* _Exercise requirements_:
Restate, word for word, every line of the data.

====== Entries shown ======

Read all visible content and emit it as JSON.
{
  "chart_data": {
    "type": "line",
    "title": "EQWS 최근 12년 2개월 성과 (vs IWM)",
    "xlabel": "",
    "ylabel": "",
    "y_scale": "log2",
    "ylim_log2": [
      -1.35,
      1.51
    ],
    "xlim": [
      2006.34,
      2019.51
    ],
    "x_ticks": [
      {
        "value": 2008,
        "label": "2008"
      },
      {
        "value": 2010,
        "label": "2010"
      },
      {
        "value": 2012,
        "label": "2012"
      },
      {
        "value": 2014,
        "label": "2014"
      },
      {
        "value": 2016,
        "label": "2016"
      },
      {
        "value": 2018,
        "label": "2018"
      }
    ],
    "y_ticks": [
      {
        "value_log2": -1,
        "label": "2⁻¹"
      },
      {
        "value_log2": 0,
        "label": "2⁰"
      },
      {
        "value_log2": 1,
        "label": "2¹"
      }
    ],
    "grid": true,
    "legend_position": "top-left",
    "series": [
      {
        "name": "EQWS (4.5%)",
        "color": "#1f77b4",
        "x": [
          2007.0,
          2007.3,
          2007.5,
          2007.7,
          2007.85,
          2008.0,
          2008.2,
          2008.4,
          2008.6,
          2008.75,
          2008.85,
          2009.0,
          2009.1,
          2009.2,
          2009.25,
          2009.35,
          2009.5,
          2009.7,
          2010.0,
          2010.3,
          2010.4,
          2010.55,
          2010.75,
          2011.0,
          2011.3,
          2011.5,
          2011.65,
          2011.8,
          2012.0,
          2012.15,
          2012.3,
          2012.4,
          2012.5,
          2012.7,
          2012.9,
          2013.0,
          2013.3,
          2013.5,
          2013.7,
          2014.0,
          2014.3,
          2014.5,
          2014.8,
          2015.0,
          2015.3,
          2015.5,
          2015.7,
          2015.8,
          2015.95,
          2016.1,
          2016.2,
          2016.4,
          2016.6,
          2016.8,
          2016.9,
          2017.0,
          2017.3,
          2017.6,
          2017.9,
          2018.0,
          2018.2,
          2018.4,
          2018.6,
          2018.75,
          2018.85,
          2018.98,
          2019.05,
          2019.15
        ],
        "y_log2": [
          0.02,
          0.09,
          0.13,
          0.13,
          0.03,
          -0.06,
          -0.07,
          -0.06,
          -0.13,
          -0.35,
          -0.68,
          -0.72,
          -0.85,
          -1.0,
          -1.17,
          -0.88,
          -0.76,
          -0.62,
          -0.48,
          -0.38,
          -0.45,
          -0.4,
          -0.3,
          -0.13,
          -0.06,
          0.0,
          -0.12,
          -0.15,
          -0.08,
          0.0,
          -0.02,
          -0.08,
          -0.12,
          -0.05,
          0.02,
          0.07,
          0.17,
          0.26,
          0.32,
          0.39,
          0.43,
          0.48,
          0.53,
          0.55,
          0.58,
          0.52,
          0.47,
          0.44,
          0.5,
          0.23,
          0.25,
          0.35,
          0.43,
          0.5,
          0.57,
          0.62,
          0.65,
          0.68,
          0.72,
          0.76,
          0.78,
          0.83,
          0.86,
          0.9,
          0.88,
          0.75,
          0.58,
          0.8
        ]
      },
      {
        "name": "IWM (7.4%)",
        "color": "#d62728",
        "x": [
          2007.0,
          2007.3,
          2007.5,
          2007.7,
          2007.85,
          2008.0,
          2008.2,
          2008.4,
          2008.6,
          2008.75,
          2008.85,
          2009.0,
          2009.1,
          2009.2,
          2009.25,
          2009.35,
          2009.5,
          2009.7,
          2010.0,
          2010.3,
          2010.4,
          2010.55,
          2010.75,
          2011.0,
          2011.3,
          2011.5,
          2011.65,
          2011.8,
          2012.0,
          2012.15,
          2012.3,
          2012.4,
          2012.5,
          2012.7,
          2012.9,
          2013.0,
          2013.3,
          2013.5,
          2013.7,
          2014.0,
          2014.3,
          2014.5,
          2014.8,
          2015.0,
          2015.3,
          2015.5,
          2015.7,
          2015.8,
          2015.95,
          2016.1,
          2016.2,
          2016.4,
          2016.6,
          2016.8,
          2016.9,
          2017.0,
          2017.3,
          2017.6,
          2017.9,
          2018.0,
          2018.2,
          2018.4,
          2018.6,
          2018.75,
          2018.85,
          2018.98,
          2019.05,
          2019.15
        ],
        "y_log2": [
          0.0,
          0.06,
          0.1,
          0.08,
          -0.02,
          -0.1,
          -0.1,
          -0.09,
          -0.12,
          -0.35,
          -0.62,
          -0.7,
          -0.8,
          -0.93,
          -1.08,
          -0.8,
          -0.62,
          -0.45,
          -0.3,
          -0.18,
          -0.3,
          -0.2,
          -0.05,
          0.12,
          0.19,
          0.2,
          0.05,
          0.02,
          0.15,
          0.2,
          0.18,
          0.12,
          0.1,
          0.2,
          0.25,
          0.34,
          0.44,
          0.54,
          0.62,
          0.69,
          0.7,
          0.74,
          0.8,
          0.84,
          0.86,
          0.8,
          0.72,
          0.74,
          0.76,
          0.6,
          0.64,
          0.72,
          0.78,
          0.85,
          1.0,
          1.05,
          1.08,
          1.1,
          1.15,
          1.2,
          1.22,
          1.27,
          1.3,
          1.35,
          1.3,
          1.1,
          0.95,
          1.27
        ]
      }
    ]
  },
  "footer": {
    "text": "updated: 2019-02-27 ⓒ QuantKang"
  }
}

======

* _Solution to the problem_:
Read all visible content and emit it as JSON.
{
  "chart_data": {
    "type": "line",
    "title": "EQWS 최근 12년 2개월 성과 (vs IWM)",
    "xlabel": "",
    "ylabel": "",
    "y_scale": "log2",
    "ylim_log2": [
      -1.35,
      1.51
    ],
    "xlim": [
      2006.34,
      2019.51
    ],
    "x_ticks": [
      {
        "value": 2008,
        "label": "2008"
      },
      {
        "value": 2010,
        "label": "2010"
      },
      {
        "value": 2012,
        "label": "2012"
      },
      {
        "value": 2014,
        "label": "2014"
      },
      {
        "value": 2016,
        "label": "2016"
      },
      {
        "value": 2018,
        "label": "2018"
      }
    ],
    "y_ticks": [
      {
        "value_log2": -1,
        "label": "2⁻¹"
      },
      {
        "value_log2": 0,
        "label": "2⁰"
      },
      {
        "value_log2": 1,
        "label": "2¹"
      }
    ],
    "grid": true,
    "legend_position": "top-left",
    "series": [
      {
        "name": "EQWS (4.5%)",
        "color": "#1f77b4",
        "x": [
          2007.0,
          2007.3,
          2007.5,
          2007.7,
          2007.85,
          2008.0,
          2008.2,
          2008.4,
          2008.6,
          2008.75,
          2008.85,
          2009.0,
          2009.1,
          2009.2,
          2009.25,
          2009.35,
          2009.5,
          2009.7,
          2010.0,
          2010.3,
          2010.4,
          2010.55,
          2010.75,
          2011.0,
          2011.3,
          2011.5,
          2011.65,
          2011.8,
          2012.0,
          2012.15,
          2012.3,
          2012.4,
          2012.5,
          2012.7,
          2012.9,
          2013.0,
          2013.3,
          2013.5,
          2013.7,
          2014.0,
          2014.3,
          2014.5,
          2014.8,
          2015.0,
          2015.3,
          2015.5,
          2015.7,
          2015.8,
          2015.95,
          2016.1,
          2016.2,
          2016.4,
          2016.6,
          2016.8,
          2016.9,
          2017.0,
          2017.3,
          2017.6,
          2017.9,
          2018.0,
          2018.2,
          2018.4,
          2018.6,
          2018.75,
          2018.85,
          2018.98,
          2019.05,
          2019.15
        ],
        "y_log2": [
          0.02,
          0.09,
          0.13,
          0.13,
          0.03,
          -0.06,
          -0.07,
          -0.06,
          -0.13,
          -0.35,
          -0.68,
          -0.72,
          -0.85,
          -1.0,
          -1.17,
          -0.88,
          -0.76,
          -0.62,
          -0.48,
          -0.38,
          -0.45,
          -0.4,
          -0.3,
          -0.13,
          -0.06,
          0.0,
          -0.12,
          -0.15,
          -0.08,
          0.0,
          -0.02,
          -0.08,
          -0.12,
          -0.05,
          0.02,
          0.07,
          0.17,
          0.26,
          0.32,
          0.39,
          0.43,
          0.48,
          0.53,
          0.55,
          0.58,
          0.52,
          0.47,
          0.44,
          0.5,
          0.23,
          0.25,
          0.35,
          0.43,
          0.5,
          0.57,
          0.62,
          0.65,
          0.68,
          0.72,
          0.76,
          0.78,
          0.83,
          0.86,
          0.9,
          0.88,
          0.75,
          0.58,
          0.8
        ]
      },
      {
        "name": "IWM (7.4%)",
        "color": "#d62728",
        "x": [
          2007.0,
          2007.3,
          2007.5,
          2007.7,
          2007.85,
          2008.0,
          2008.2,
          2008.4,
          2008.6,
          2008.75,
          2008.85,
          2009.0,
          2009.1,
          2009.2,
          2009.25,
          2009.35,
          2009.5,
          2009.7,
          2010.0,
          2010.3,
          2010.4,
          2010.55,
          2010.75,
          2011.0,
          2011.3,
          2011.5,
          2011.65,
          2011.8,
          2012.0,
          2012.15,
          2012.3,
          2012.4,
          2012.5,
          2012.7,
          2012.9,
          2013.0,
          2013.3,
          2013.5,
          2013.7,
          2014.0,
          2014.3,
          2014.5,
          2014.8,
          2015.0,
          2015.3,
          2015.5,
          2015.7,
          2015.8,
          2015.95,
          2016.1,
          2016.2,
          2016.4,
          2016.6,
          2016.8,
          2016.9,
          2017.0,
          2017.3,
          2017.6,
          2017.9,
          2018.0,
          2018.2,
          2018.4,
          2018.6,
          2018.75,
          2018.85,
          2018.98,
          2019.05,
          2019.15
        ],
        "y_log2": [
          0.0,
          0.06,
          0.1,
          0.08,
          -0.02,
          -0.1,
          -0.1,
          -0.09,
          -0.12,
          -0.35,
          -0.62,
          -0.7,
          -0.8,
          -0.93,
          -1.08,
          -0.8,
          -0.62,
          -0.45,
          -0.3,
          -0.18,
          -0.3,
          -0.2,
          -0.05,
          0.12,
          0.19,
          0.2,
          0.05,
          0.02,
          0.15,
          0.2,
          0.18,
          0.12,
          0.1,
          0.2,
          0.25,
          0.34,
          0.44,
          0.54,
          0.62,
          0.69,
          0.7,
          0.74,
          0.8,
          0.84,
          0.86,
          0.8,
          0.72,
          0.74,
          0.76,
          0.6,
          0.64,
          0.72,
          0.78,
          0.85,
          1.0,
          1.05,
          1.08,
          1.1,
          1.15,
          1.2,
          1.22,
          1.27,
          1.3,
          1.35,
          1.3,
          1.1,
          0.95,
          1.27
        ]
      }
    ]
  },
  "footer": {
    "text": "updated: 2019-02-27 ⓒ QuantKang"
  }
}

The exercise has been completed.